• Problem to solve: Write the material out again in full, word for word. Do not include the pictures.
── Provided data
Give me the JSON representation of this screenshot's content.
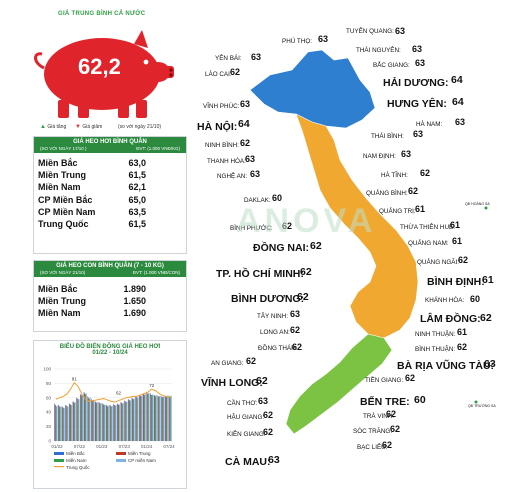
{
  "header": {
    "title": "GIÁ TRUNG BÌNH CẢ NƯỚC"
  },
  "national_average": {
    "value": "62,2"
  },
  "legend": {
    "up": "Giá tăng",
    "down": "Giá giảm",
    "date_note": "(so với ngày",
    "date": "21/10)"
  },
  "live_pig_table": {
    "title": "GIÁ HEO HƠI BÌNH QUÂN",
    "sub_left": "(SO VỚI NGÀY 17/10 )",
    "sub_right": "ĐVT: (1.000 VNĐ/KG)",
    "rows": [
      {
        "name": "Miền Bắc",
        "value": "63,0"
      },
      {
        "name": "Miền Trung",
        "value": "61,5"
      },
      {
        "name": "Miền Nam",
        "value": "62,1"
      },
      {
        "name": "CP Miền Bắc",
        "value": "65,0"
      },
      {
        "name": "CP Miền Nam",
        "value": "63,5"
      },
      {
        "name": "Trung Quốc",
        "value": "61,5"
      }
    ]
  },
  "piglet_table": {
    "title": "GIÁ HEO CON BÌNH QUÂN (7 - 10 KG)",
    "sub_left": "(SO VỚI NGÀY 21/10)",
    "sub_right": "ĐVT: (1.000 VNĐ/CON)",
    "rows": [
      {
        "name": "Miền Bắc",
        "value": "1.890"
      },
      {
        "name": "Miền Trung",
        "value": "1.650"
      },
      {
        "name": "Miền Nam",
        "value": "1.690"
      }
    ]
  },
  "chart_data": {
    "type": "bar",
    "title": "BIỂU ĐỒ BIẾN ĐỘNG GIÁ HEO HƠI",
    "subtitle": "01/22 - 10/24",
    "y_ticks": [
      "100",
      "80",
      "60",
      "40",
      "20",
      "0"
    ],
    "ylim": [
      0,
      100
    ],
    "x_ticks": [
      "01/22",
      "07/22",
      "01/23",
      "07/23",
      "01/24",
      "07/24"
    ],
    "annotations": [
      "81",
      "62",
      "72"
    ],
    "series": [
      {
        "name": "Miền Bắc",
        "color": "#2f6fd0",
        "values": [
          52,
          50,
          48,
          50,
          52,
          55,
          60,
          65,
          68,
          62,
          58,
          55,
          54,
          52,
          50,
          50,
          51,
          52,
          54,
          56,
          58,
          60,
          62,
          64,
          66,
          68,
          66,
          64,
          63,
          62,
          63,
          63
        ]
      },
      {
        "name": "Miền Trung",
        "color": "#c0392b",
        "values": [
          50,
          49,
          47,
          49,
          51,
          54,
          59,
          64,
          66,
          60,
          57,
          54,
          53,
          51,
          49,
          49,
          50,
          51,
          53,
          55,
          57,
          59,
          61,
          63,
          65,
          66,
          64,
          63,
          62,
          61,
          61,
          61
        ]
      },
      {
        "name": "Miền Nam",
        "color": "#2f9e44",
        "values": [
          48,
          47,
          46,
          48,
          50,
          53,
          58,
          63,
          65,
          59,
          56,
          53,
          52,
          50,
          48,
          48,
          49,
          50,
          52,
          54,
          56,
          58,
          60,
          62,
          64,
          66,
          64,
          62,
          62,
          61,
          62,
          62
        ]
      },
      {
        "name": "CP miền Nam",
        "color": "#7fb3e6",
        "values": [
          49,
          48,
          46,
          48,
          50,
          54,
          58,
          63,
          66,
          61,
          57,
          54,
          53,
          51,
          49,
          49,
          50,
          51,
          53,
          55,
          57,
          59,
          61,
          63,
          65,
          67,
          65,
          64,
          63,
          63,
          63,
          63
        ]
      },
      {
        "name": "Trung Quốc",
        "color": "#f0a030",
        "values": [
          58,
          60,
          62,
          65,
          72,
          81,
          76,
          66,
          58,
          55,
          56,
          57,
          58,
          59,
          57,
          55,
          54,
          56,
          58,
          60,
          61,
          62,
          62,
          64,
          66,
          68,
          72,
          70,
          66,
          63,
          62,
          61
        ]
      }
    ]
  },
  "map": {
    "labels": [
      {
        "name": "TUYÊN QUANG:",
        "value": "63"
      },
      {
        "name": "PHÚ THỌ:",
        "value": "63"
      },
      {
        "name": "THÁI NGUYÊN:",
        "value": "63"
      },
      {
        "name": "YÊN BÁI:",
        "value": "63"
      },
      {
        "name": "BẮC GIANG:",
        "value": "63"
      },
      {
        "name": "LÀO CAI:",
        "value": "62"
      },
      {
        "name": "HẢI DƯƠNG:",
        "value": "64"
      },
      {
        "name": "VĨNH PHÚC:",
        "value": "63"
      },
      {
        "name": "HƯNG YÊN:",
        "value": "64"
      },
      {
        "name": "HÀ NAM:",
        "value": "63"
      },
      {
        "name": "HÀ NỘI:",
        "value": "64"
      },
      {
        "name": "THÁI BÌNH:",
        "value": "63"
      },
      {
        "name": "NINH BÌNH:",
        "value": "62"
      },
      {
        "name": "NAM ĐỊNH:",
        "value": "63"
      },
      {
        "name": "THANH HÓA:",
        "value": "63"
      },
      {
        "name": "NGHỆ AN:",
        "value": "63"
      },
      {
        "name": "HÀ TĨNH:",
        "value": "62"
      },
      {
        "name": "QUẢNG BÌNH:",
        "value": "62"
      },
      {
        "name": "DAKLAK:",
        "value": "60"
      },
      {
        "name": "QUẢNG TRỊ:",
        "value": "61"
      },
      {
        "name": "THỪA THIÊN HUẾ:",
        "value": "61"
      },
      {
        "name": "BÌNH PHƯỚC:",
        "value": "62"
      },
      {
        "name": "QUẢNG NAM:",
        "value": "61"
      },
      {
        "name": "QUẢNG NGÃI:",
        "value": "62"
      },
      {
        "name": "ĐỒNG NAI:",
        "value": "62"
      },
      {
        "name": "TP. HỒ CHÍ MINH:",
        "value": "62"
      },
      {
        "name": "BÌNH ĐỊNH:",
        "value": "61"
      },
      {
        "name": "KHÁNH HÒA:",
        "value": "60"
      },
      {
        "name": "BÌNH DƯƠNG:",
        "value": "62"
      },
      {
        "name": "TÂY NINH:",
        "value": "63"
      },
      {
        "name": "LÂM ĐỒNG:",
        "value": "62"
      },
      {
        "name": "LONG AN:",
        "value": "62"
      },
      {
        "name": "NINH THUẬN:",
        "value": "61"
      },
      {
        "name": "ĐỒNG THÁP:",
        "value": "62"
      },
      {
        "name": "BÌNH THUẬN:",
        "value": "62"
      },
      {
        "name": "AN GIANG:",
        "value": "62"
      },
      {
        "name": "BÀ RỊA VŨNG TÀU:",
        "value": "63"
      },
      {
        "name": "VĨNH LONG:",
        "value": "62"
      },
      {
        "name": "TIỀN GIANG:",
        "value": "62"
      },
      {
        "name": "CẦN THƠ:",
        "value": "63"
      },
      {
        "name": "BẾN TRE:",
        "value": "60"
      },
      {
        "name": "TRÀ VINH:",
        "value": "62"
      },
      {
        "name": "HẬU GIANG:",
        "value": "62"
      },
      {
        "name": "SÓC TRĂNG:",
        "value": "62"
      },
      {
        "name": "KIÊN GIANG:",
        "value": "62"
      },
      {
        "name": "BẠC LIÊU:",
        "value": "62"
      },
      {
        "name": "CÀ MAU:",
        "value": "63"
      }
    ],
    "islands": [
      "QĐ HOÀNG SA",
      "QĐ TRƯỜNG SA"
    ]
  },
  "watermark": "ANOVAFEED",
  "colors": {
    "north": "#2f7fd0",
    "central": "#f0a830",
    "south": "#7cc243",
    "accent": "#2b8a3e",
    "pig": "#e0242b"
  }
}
────
• Correct response:
Give me the JSON representation of this screenshot's content.
{
  "header": {
    "title": "GIÁ TRUNG BÌNH CẢ NƯỚC"
  },
  "national_average": {
    "value": "62,2"
  },
  "legend": {
    "up": "Giá tăng",
    "down": "Giá giảm",
    "date_note": "(so với ngày",
    "date": "21/10)"
  },
  "live_pig_table": {
    "title": "GIÁ HEO HƠI BÌNH QUÂN",
    "sub_left": "(SO VỚI NGÀY 17/10 )",
    "sub_right": "ĐVT: (1.000 VNĐ/KG)",
    "rows": [
      {
        "name": "Miền Bắc",
        "value": "63,0"
      },
      {
        "name": "Miền Trung",
        "value": "61,5"
      },
      {
        "name": "Miền Nam",
        "value": "62,1"
      },
      {
        "name": "CP Miền Bắc",
        "value": "65,0"
      },
      {
        "name": "CP Miền Nam",
        "value": "63,5"
      },
      {
        "name": "Trung Quốc",
        "value": "61,5"
      }
    ]
  },
  "piglet_table": {
    "title": "GIÁ HEO CON BÌNH QUÂN (7 - 10 KG)",
    "sub_left": "(SO VỚI NGÀY 21/10)",
    "sub_right": "ĐVT: (1.000 VNĐ/CON)",
    "rows": [
      {
        "name": "Miền Bắc",
        "value": "1.890"
      },
      {
        "name": "Miền Trung",
        "value": "1.650"
      },
      {
        "name": "Miền Nam",
        "value": "1.690"
      }
    ]
  },
  "chart_data": {
    "type": "bar",
    "title": "BIỂU ĐỒ BIẾN ĐỘNG GIÁ HEO HƠI",
    "subtitle": "01/22 - 10/24",
    "y_ticks": [
      "100",
      "80",
      "60",
      "40",
      "20",
      "0"
    ],
    "ylim": [
      0,
      100
    ],
    "x_ticks": [
      "01/22",
      "07/22",
      "01/23",
      "07/23",
      "01/24",
      "07/24"
    ],
    "annotations": [
      "81",
      "62",
      "72"
    ],
    "series": [
      {
        "name": "Miền Bắc",
        "color": "#2f6fd0",
        "values": [
          52,
          50,
          48,
          50,
          52,
          55,
          60,
          65,
          68,
          62,
          58,
          55,
          54,
          52,
          50,
          50,
          51,
          52,
          54,
          56,
          58,
          60,
          62,
          64,
          66,
          68,
          66,
          64,
          63,
          62,
          63,
          63
        ]
      },
      {
        "name": "Miền Trung",
        "color": "#c0392b",
        "values": [
          50,
          49,
          47,
          49,
          51,
          54,
          59,
          64,
          66,
          60,
          57,
          54,
          53,
          51,
          49,
          49,
          50,
          51,
          53,
          55,
          57,
          59,
          61,
          63,
          65,
          66,
          64,
          63,
          62,
          61,
          61,
          61
        ]
      },
      {
        "name": "Miền Nam",
        "color": "#2f9e44",
        "values": [
          48,
          47,
          46,
          48,
          50,
          53,
          58,
          63,
          65,
          59,
          56,
          53,
          52,
          50,
          48,
          48,
          49,
          50,
          52,
          54,
          56,
          58,
          60,
          62,
          64,
          66,
          64,
          62,
          62,
          61,
          62,
          62
        ]
      },
      {
        "name": "CP miền Nam",
        "color": "#7fb3e6",
        "values": [
          49,
          48,
          46,
          48,
          50,
          54,
          58,
          63,
          66,
          61,
          57,
          54,
          53,
          51,
          49,
          49,
          50,
          51,
          53,
          55,
          57,
          59,
          61,
          63,
          65,
          67,
          65,
          64,
          63,
          63,
          63,
          63
        ]
      },
      {
        "name": "Trung Quốc",
        "color": "#f0a030",
        "values": [
          58,
          60,
          62,
          65,
          72,
          81,
          76,
          66,
          58,
          55,
          56,
          57,
          58,
          59,
          57,
          55,
          54,
          56,
          58,
          60,
          61,
          62,
          62,
          64,
          66,
          68,
          72,
          70,
          66,
          63,
          62,
          61
        ]
      }
    ]
  },
  "map": {
    "labels": [
      {
        "name": "TUYÊN QUANG:",
        "value": "63"
      },
      {
        "name": "PHÚ THỌ:",
        "value": "63"
      },
      {
        "name": "THÁI NGUYÊN:",
        "value": "63"
      },
      {
        "name": "YÊN BÁI:",
        "value": "63"
      },
      {
        "name": "BẮC GIANG:",
        "value": "63"
      },
      {
        "name": "LÀO CAI:",
        "value": "62"
      },
      {
        "name": "HẢI DƯƠNG:",
        "value": "64"
      },
      {
        "name": "VĨNH PHÚC:",
        "value": "63"
      },
      {
        "name": "HƯNG YÊN:",
        "value": "64"
      },
      {
        "name": "HÀ NAM:",
        "value": "63"
      },
      {
        "name": "HÀ NỘI:",
        "value": "64"
      },
      {
        "name": "THÁI BÌNH:",
        "value": "63"
      },
      {
        "name": "NINH BÌNH:",
        "value": "62"
      },
      {
        "name": "NAM ĐỊNH:",
        "value": "63"
      },
      {
        "name": "THANH HÓA:",
        "value": "63"
      },
      {
        "name": "NGHỆ AN:",
        "value": "63"
      },
      {
        "name": "HÀ TĨNH:",
        "value": "62"
      },
      {
        "name": "QUẢNG BÌNH:",
        "value": "62"
      },
      {
        "name": "DAKLAK:",
        "value": "60"
      },
      {
        "name": "QUẢNG TRỊ:",
        "value": "61"
      },
      {
        "name": "THỪA THIÊN HUẾ:",
        "value": "61"
      },
      {
        "name": "BÌNH PHƯỚC:",
        "value": "62"
      },
      {
        "name": "QUẢNG NAM:",
        "value": "61"
      },
      {
        "name": "QUẢNG NGÃI:",
        "value": "62"
      },
      {
        "name": "ĐỒNG NAI:",
        "value": "62"
      },
      {
        "name": "TP. HỒ CHÍ MINH:",
        "value": "62"
      },
      {
        "name": "BÌNH ĐỊNH:",
        "value": "61"
      },
      {
        "name": "KHÁNH HÒA:",
        "value": "60"
      },
      {
        "name": "BÌNH DƯƠNG:",
        "value": "62"
      },
      {
        "name": "TÂY NINH:",
        "value": "63"
      },
      {
        "name": "LÂM ĐỒNG:",
        "value": "62"
      },
      {
        "name": "LONG AN:",
        "value": "62"
      },
      {
        "name": "NINH THUẬN:",
        "value": "61"
      },
      {
        "name": "ĐỒNG THÁP:",
        "value": "62"
      },
      {
        "name": "BÌNH THUẬN:",
        "value": "62"
      },
      {
        "name": "AN GIANG:",
        "value": "62"
      },
      {
        "name": "BÀ RỊA VŨNG TÀU:",
        "value": "63"
      },
      {
        "name": "VĨNH LONG:",
        "value": "62"
      },
      {
        "name": "TIỀN GIANG:",
        "value": "62"
      },
      {
        "name": "CẦN THƠ:",
        "value": "63"
      },
      {
        "name": "BẾN TRE:",
        "value": "60"
      },
      {
        "name": "TRÀ VINH:",
        "value": "62"
      },
      {
        "name": "HẬU GIANG:",
        "value": "62"
      },
      {
        "name": "SÓC TRĂNG:",
        "value": "62"
      },
      {
        "name": "KIÊN GIANG:",
        "value": "62"
      },
      {
        "name": "BẠC LIÊU:",
        "value": "62"
      },
      {
        "name": "CÀ MAU:",
        "value": "63"
      }
    ],
    "islands": [
      "QĐ HOÀNG SA",
      "QĐ TRƯỜNG SA"
    ]
  },
  "watermark": "ANOVAFEED",
  "colors": {
    "north": "#2f7fd0",
    "central": "#f0a830",
    "south": "#7cc243",
    "accent": "#2b8a3e",
    "pig": "#e0242b"
  }
}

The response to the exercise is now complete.